> _WHAT NEEDS TO BE DONE_
Write the data out again, character for character, with no images.

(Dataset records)
^^^^

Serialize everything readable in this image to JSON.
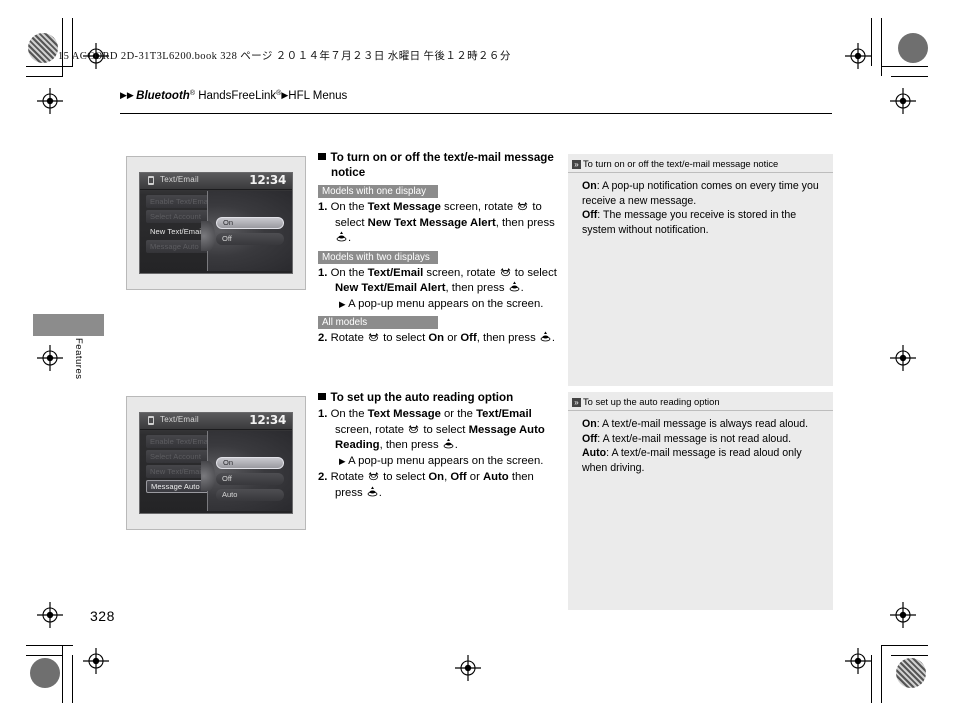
{
  "header": {
    "filebar": "15 ACCORD 2D-31T3L6200.book   328 ページ   ２０１４年７月２３日   水曜日   午後１２時２６分",
    "breadcrumb": {
      "arrow1": "▶",
      "arrow2": "▶",
      "arrow3": "▶",
      "part1": "Bluetooth",
      "sup1": "®",
      "part2": "HandsFreeLink",
      "sup2": "®",
      "part3": "HFL Menus"
    }
  },
  "side_tab": {
    "label": "Features"
  },
  "page_number": "328",
  "figures": [
    {
      "name": "text-email-alert-screen",
      "title": "Text/Email",
      "clock": "12:34",
      "menu_items": [
        {
          "label": "Enable Text/Email",
          "state": "dim"
        },
        {
          "label": "Select Account",
          "state": "dim"
        },
        {
          "label": "New Text/Email Alert",
          "state": "plain"
        },
        {
          "label": "Message Auto Read",
          "state": "dim"
        }
      ],
      "popup_options": [
        {
          "label": "On",
          "highlighted": true
        },
        {
          "label": "Off",
          "highlighted": false
        }
      ]
    },
    {
      "name": "message-auto-read-screen",
      "title": "Text/Email",
      "clock": "12:34",
      "menu_items": [
        {
          "label": "Enable Text/Email",
          "state": "dim"
        },
        {
          "label": "Select Account",
          "state": "dim"
        },
        {
          "label": "New Text/Email Alert",
          "state": "dim"
        },
        {
          "label": "Message Auto Read",
          "state": "sel"
        }
      ],
      "popup_options": [
        {
          "label": "On",
          "highlighted": true
        },
        {
          "label": "Off",
          "highlighted": false
        },
        {
          "label": "Auto",
          "highlighted": false
        }
      ]
    }
  ],
  "sections": {
    "notice": {
      "heading": "To turn on or off the text/e-mail message notice",
      "badge_one_display": "Models with one display",
      "badge_two_displays": "Models with two displays",
      "badge_all_models": "All models",
      "step1a": {
        "num": "1.",
        "t1": "On the ",
        "b1": "Text Message",
        "t2": " screen, rotate ",
        "icon1": "rotary-knob-rotate-icon",
        "t3": " to select ",
        "b2": "New Text Message Alert",
        "t4": ", then press ",
        "icon2": "rotary-knob-press-icon",
        "t5": "."
      },
      "step1b": {
        "num": "1.",
        "t1": "On the ",
        "b1": "Text/Email",
        "t2": " screen, rotate ",
        "icon1": "rotary-knob-rotate-icon",
        "t3": " to select ",
        "b2": "New Text/Email Alert",
        "t4": ", then press ",
        "icon2": "rotary-knob-press-icon",
        "t5": "."
      },
      "popup_note": "A pop-up menu appears on the screen.",
      "step2": {
        "num": "2.",
        "t1": "Rotate ",
        "icon1": "rotary-knob-rotate-icon",
        "t2": " to select ",
        "b1": "On",
        "t3": " or ",
        "b2": "Off",
        "t4": ", then press ",
        "icon2": "rotary-knob-press-icon",
        "t5": "."
      }
    },
    "autoread": {
      "heading": "To set up the auto reading option",
      "step1": {
        "num": "1.",
        "t1": "On the ",
        "b1": "Text Message",
        "t2": " or the ",
        "b2": "Text/Email",
        "t3": " screen, rotate ",
        "icon1": "rotary-knob-rotate-icon",
        "t4": " to select ",
        "b3": "Message Auto Reading",
        "t5": ", then press ",
        "icon2": "rotary-knob-press-icon",
        "t6": "."
      },
      "popup_note": "A pop-up menu appears on the screen.",
      "step2": {
        "num": "2.",
        "t1": "Rotate ",
        "icon1": "rotary-knob-rotate-icon",
        "t2": " to select ",
        "b1": "On",
        "t3": ", ",
        "b2": "Off",
        "t4": " or ",
        "b3": "Auto",
        "t5": " then press ",
        "icon2": "rotary-knob-press-icon",
        "t6": "."
      }
    }
  },
  "panels": [
    {
      "name": "notice-info-panel",
      "heading": "To turn on or off the text/e-mail message notice",
      "lines": [
        {
          "term": "On",
          "sep": ": ",
          "text": "A pop-up notification comes on every time you receive a new message."
        },
        {
          "term": "Off",
          "sep": ": ",
          "text": "The message you receive is stored in the system without notification."
        }
      ]
    },
    {
      "name": "autoread-info-panel",
      "heading": "To set up the auto reading option",
      "lines": [
        {
          "term": "On",
          "sep": ": ",
          "text": "A text/e-mail message is always read aloud."
        },
        {
          "term": "Off",
          "sep": ": ",
          "text": "A text/e-mail message is not read aloud."
        },
        {
          "term": "Auto",
          "sep": ": ",
          "text": "A text/e-mail message is read aloud only when driving."
        }
      ]
    }
  ],
  "triangle": "▶",
  "chevron": "»",
  "colors": {
    "badge_gray": "#8c8c8c",
    "panel_gray": "#ebebeb",
    "rule_black": "#000000"
  }
}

^^^^

> _ANSWER BELOW_
Serialize everything readable in this image to JSON.
{
  "header": {
    "filebar": "15 ACCORD 2D-31T3L6200.book   328 ページ   ２０１４年７月２３日   水曜日   午後１２時２６分",
    "breadcrumb": {
      "arrow1": "▶",
      "arrow2": "▶",
      "arrow3": "▶",
      "part1": "Bluetooth",
      "sup1": "®",
      "part2": "HandsFreeLink",
      "sup2": "®",
      "part3": "HFL Menus"
    }
  },
  "side_tab": {
    "label": "Features"
  },
  "page_number": "328",
  "figures": [
    {
      "name": "text-email-alert-screen",
      "title": "Text/Email",
      "clock": "12:34",
      "menu_items": [
        {
          "label": "Enable Text/Email",
          "state": "dim"
        },
        {
          "label": "Select Account",
          "state": "dim"
        },
        {
          "label": "New Text/Email Alert",
          "state": "plain"
        },
        {
          "label": "Message Auto Read",
          "state": "dim"
        }
      ],
      "popup_options": [
        {
          "label": "On",
          "highlighted": true
        },
        {
          "label": "Off",
          "highlighted": false
        }
      ]
    },
    {
      "name": "message-auto-read-screen",
      "title": "Text/Email",
      "clock": "12:34",
      "menu_items": [
        {
          "label": "Enable Text/Email",
          "state": "dim"
        },
        {
          "label": "Select Account",
          "state": "dim"
        },
        {
          "label": "New Text/Email Alert",
          "state": "dim"
        },
        {
          "label": "Message Auto Read",
          "state": "sel"
        }
      ],
      "popup_options": [
        {
          "label": "On",
          "highlighted": true
        },
        {
          "label": "Off",
          "highlighted": false
        },
        {
          "label": "Auto",
          "highlighted": false
        }
      ]
    }
  ],
  "sections": {
    "notice": {
      "heading": "To turn on or off the text/e-mail message notice",
      "badge_one_display": "Models with one display",
      "badge_two_displays": "Models with two displays",
      "badge_all_models": "All models",
      "step1a": {
        "num": "1.",
        "t1": "On the ",
        "b1": "Text Message",
        "t2": " screen, rotate ",
        "icon1": "rotary-knob-rotate-icon",
        "t3": " to select ",
        "b2": "New Text Message Alert",
        "t4": ", then press ",
        "icon2": "rotary-knob-press-icon",
        "t5": "."
      },
      "step1b": {
        "num": "1.",
        "t1": "On the ",
        "b1": "Text/Email",
        "t2": " screen, rotate ",
        "icon1": "rotary-knob-rotate-icon",
        "t3": " to select ",
        "b2": "New Text/Email Alert",
        "t4": ", then press ",
        "icon2": "rotary-knob-press-icon",
        "t5": "."
      },
      "popup_note": "A pop-up menu appears on the screen.",
      "step2": {
        "num": "2.",
        "t1": "Rotate ",
        "icon1": "rotary-knob-rotate-icon",
        "t2": " to select ",
        "b1": "On",
        "t3": " or ",
        "b2": "Off",
        "t4": ", then press ",
        "icon2": "rotary-knob-press-icon",
        "t5": "."
      }
    },
    "autoread": {
      "heading": "To set up the auto reading option",
      "step1": {
        "num": "1.",
        "t1": "On the ",
        "b1": "Text Message",
        "t2": " or the ",
        "b2": "Text/Email",
        "t3": " screen, rotate ",
        "icon1": "rotary-knob-rotate-icon",
        "t4": " to select ",
        "b3": "Message Auto Reading",
        "t5": ", then press ",
        "icon2": "rotary-knob-press-icon",
        "t6": "."
      },
      "popup_note": "A pop-up menu appears on the screen.",
      "step2": {
        "num": "2.",
        "t1": "Rotate ",
        "icon1": "rotary-knob-rotate-icon",
        "t2": " to select ",
        "b1": "On",
        "t3": ", ",
        "b2": "Off",
        "t4": " or ",
        "b3": "Auto",
        "t5": " then press ",
        "icon2": "rotary-knob-press-icon",
        "t6": "."
      }
    }
  },
  "panels": [
    {
      "name": "notice-info-panel",
      "heading": "To turn on or off the text/e-mail message notice",
      "lines": [
        {
          "term": "On",
          "sep": ": ",
          "text": "A pop-up notification comes on every time you receive a new message."
        },
        {
          "term": "Off",
          "sep": ": ",
          "text": "The message you receive is stored in the system without notification."
        }
      ]
    },
    {
      "name": "autoread-info-panel",
      "heading": "To set up the auto reading option",
      "lines": [
        {
          "term": "On",
          "sep": ": ",
          "text": "A text/e-mail message is always read aloud."
        },
        {
          "term": "Off",
          "sep": ": ",
          "text": "A text/e-mail message is not read aloud."
        },
        {
          "term": "Auto",
          "sep": ": ",
          "text": "A text/e-mail message is read aloud only when driving."
        }
      ]
    }
  ],
  "triangle": "▶",
  "chevron": "»",
  "colors": {
    "badge_gray": "#8c8c8c",
    "panel_gray": "#ebebeb",
    "rule_black": "#000000"
  }
}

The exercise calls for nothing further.